▸ Set exercise
Output the data exactly, with every line intact.

▸ Dataset extract
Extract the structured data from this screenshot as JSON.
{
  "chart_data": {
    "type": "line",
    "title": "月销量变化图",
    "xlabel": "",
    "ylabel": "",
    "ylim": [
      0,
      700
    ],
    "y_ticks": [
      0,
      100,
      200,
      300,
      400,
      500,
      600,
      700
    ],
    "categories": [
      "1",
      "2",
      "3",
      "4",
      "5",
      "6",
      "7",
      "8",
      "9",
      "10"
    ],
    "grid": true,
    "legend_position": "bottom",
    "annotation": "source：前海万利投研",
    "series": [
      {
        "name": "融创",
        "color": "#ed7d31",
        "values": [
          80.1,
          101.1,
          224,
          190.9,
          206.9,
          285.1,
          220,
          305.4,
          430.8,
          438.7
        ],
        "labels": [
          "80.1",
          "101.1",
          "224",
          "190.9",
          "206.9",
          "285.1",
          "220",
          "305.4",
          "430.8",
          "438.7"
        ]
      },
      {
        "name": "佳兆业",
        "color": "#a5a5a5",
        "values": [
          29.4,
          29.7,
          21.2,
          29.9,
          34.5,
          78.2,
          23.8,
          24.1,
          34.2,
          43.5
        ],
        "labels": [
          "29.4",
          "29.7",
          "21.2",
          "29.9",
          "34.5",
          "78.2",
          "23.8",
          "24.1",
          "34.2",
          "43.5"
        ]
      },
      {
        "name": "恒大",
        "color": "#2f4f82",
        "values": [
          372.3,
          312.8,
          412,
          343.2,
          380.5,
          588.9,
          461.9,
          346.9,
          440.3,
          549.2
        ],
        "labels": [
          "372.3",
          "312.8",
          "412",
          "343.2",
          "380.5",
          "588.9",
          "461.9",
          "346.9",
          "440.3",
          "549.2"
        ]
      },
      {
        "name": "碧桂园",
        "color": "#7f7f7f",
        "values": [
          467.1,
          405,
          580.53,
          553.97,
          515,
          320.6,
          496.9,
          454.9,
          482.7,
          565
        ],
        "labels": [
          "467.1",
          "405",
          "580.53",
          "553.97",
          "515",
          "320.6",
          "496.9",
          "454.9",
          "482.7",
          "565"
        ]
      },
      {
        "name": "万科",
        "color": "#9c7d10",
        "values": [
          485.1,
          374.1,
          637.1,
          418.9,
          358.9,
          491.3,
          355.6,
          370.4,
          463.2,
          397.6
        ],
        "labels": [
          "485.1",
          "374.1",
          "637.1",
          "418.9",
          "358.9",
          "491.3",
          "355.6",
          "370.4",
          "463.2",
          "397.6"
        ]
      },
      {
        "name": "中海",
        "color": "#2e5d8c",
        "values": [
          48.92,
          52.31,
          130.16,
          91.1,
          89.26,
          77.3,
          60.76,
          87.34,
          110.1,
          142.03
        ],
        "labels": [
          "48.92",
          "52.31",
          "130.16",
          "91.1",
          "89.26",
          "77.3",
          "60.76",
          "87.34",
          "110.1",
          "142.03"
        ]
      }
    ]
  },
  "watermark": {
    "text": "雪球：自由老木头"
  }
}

▸ Response to this exercise
Extract the structured data from this screenshot as JSON.
{
  "chart_data": {
    "type": "line",
    "title": "月销量变化图",
    "xlabel": "",
    "ylabel": "",
    "ylim": [
      0,
      700
    ],
    "y_ticks": [
      0,
      100,
      200,
      300,
      400,
      500,
      600,
      700
    ],
    "categories": [
      "1",
      "2",
      "3",
      "4",
      "5",
      "6",
      "7",
      "8",
      "9",
      "10"
    ],
    "grid": true,
    "legend_position": "bottom",
    "annotation": "source：前海万利投研",
    "series": [
      {
        "name": "融创",
        "color": "#ed7d31",
        "values": [
          80.1,
          101.1,
          224,
          190.9,
          206.9,
          285.1,
          220,
          305.4,
          430.8,
          438.7
        ],
        "labels": [
          "80.1",
          "101.1",
          "224",
          "190.9",
          "206.9",
          "285.1",
          "220",
          "305.4",
          "430.8",
          "438.7"
        ]
      },
      {
        "name": "佳兆业",
        "color": "#a5a5a5",
        "values": [
          29.4,
          29.7,
          21.2,
          29.9,
          34.5,
          78.2,
          23.8,
          24.1,
          34.2,
          43.5
        ],
        "labels": [
          "29.4",
          "29.7",
          "21.2",
          "29.9",
          "34.5",
          "78.2",
          "23.8",
          "24.1",
          "34.2",
          "43.5"
        ]
      },
      {
        "name": "恒大",
        "color": "#2f4f82",
        "values": [
          372.3,
          312.8,
          412,
          343.2,
          380.5,
          588.9,
          461.9,
          346.9,
          440.3,
          549.2
        ],
        "labels": [
          "372.3",
          "312.8",
          "412",
          "343.2",
          "380.5",
          "588.9",
          "461.9",
          "346.9",
          "440.3",
          "549.2"
        ]
      },
      {
        "name": "碧桂园",
        "color": "#7f7f7f",
        "values": [
          467.1,
          405,
          580.53,
          553.97,
          515,
          320.6,
          496.9,
          454.9,
          482.7,
          565
        ],
        "labels": [
          "467.1",
          "405",
          "580.53",
          "553.97",
          "515",
          "320.6",
          "496.9",
          "454.9",
          "482.7",
          "565"
        ]
      },
      {
        "name": "万科",
        "color": "#9c7d10",
        "values": [
          485.1,
          374.1,
          637.1,
          418.9,
          358.9,
          491.3,
          355.6,
          370.4,
          463.2,
          397.6
        ],
        "labels": [
          "485.1",
          "374.1",
          "637.1",
          "418.9",
          "358.9",
          "491.3",
          "355.6",
          "370.4",
          "463.2",
          "397.6"
        ]
      },
      {
        "name": "中海",
        "color": "#2e5d8c",
        "values": [
          48.92,
          52.31,
          130.16,
          91.1,
          89.26,
          77.3,
          60.76,
          87.34,
          110.1,
          142.03
        ],
        "labels": [
          "48.92",
          "52.31",
          "130.16",
          "91.1",
          "89.26",
          "77.3",
          "60.76",
          "87.34",
          "110.1",
          "142.03"
        ]
      }
    ]
  },
  "watermark": {
    "text": "雪球：自由老木头"
  }
}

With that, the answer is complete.